* Work instructions: Give the listing again in full, exactly as written.
-- START OF Records for this task --
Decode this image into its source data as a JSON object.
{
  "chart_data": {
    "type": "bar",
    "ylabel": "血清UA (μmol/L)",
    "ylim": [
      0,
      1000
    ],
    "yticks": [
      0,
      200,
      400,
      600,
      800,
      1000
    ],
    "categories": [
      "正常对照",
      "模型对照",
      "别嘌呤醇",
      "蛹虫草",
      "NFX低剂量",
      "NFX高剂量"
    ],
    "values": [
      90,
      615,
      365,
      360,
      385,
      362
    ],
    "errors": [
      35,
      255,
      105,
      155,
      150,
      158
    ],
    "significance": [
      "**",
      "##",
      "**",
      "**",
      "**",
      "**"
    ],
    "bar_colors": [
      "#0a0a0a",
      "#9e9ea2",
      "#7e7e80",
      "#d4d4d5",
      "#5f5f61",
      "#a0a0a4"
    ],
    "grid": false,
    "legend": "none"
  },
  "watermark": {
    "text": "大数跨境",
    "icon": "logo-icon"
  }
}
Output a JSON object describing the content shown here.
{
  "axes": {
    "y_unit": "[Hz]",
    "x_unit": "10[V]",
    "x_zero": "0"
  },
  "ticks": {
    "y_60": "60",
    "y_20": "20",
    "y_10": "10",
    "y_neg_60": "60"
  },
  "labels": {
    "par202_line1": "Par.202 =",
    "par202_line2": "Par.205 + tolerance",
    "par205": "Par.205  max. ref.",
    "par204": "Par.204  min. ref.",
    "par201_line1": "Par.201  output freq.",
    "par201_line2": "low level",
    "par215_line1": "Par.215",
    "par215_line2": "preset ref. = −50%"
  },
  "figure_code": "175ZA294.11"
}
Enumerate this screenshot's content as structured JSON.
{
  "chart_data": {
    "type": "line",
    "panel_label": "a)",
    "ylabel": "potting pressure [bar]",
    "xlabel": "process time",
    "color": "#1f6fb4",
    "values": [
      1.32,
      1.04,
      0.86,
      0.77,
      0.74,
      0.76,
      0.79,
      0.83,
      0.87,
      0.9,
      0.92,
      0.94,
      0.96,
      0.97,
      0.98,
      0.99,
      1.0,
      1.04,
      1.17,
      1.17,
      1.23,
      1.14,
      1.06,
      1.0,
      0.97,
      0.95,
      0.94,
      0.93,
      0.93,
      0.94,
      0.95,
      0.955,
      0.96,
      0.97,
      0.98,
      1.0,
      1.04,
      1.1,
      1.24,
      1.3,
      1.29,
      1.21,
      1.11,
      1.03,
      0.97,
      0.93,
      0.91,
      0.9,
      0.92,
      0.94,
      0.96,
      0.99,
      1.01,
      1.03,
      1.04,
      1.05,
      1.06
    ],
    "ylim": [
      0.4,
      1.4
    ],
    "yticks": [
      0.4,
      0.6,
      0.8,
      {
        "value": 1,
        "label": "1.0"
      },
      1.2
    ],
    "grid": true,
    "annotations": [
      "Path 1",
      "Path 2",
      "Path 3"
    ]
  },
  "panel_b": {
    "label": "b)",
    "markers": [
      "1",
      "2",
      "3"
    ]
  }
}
-- END OF Records for this task --
* Response to the task:
Decode this image into its source data as a JSON object.
{
  "chart_data": {
    "type": "bar",
    "ylabel": "血清UA (μmol/L)",
    "ylim": [
      0,
      1000
    ],
    "yticks": [
      0,
      200,
      400,
      600,
      800,
      1000
    ],
    "categories": [
      "正常对照",
      "模型对照",
      "别嘌呤醇",
      "蛹虫草",
      "NFX低剂量",
      "NFX高剂量"
    ],
    "values": [
      90,
      615,
      365,
      360,
      385,
      362
    ],
    "errors": [
      35,
      255,
      105,
      155,
      150,
      158
    ],
    "significance": [
      "**",
      "##",
      "**",
      "**",
      "**",
      "**"
    ],
    "bar_colors": [
      "#0a0a0a",
      "#9e9ea2",
      "#7e7e80",
      "#d4d4d5",
      "#5f5f61",
      "#a0a0a4"
    ],
    "grid": false,
    "legend": "none"
  },
  "watermark": {
    "text": "大数跨境",
    "icon": "logo-icon"
  }
}
Output a JSON object describing the content shown here.
{
  "axes": {
    "y_unit": "[Hz]",
    "x_unit": "10[V]",
    "x_zero": "0"
  },
  "ticks": {
    "y_60": "60",
    "y_20": "20",
    "y_10": "10",
    "y_neg_60": "60"
  },
  "labels": {
    "par202_line1": "Par.202 =",
    "par202_line2": "Par.205 + tolerance",
    "par205": "Par.205  max. ref.",
    "par204": "Par.204  min. ref.",
    "par201_line1": "Par.201  output freq.",
    "par201_line2": "low level",
    "par215_line1": "Par.215",
    "par215_line2": "preset ref. = −50%"
  },
  "figure_code": "175ZA294.11"
}
Enumerate this screenshot's content as structured JSON.
{
  "chart_data": {
    "type": "line",
    "panel_label": "a)",
    "ylabel": "potting pressure [bar]",
    "xlabel": "process time",
    "color": "#1f6fb4",
    "values": [
      1.32,
      1.04,
      0.86,
      0.77,
      0.74,
      0.76,
      0.79,
      0.83,
      0.87,
      0.9,
      0.92,
      0.94,
      0.96,
      0.97,
      0.98,
      0.99,
      1.0,
      1.04,
      1.17,
      1.17,
      1.23,
      1.14,
      1.06,
      1.0,
      0.97,
      0.95,
      0.94,
      0.93,
      0.93,
      0.94,
      0.95,
      0.955,
      0.96,
      0.97,
      0.98,
      1.0,
      1.04,
      1.1,
      1.24,
      1.3,
      1.29,
      1.21,
      1.11,
      1.03,
      0.97,
      0.93,
      0.91,
      0.9,
      0.92,
      0.94,
      0.96,
      0.99,
      1.01,
      1.03,
      1.04,
      1.05,
      1.06
    ],
    "ylim": [
      0.4,
      1.4
    ],
    "yticks": [
      0.4,
      0.6,
      0.8,
      {
        "value": 1,
        "label": "1.0"
      },
      1.2
    ],
    "grid": true,
    "annotations": [
      "Path 1",
      "Path 2",
      "Path 3"
    ]
  },
  "panel_b": {
    "label": "b)",
    "markers": [
      "1",
      "2",
      "3"
    ]
  }
}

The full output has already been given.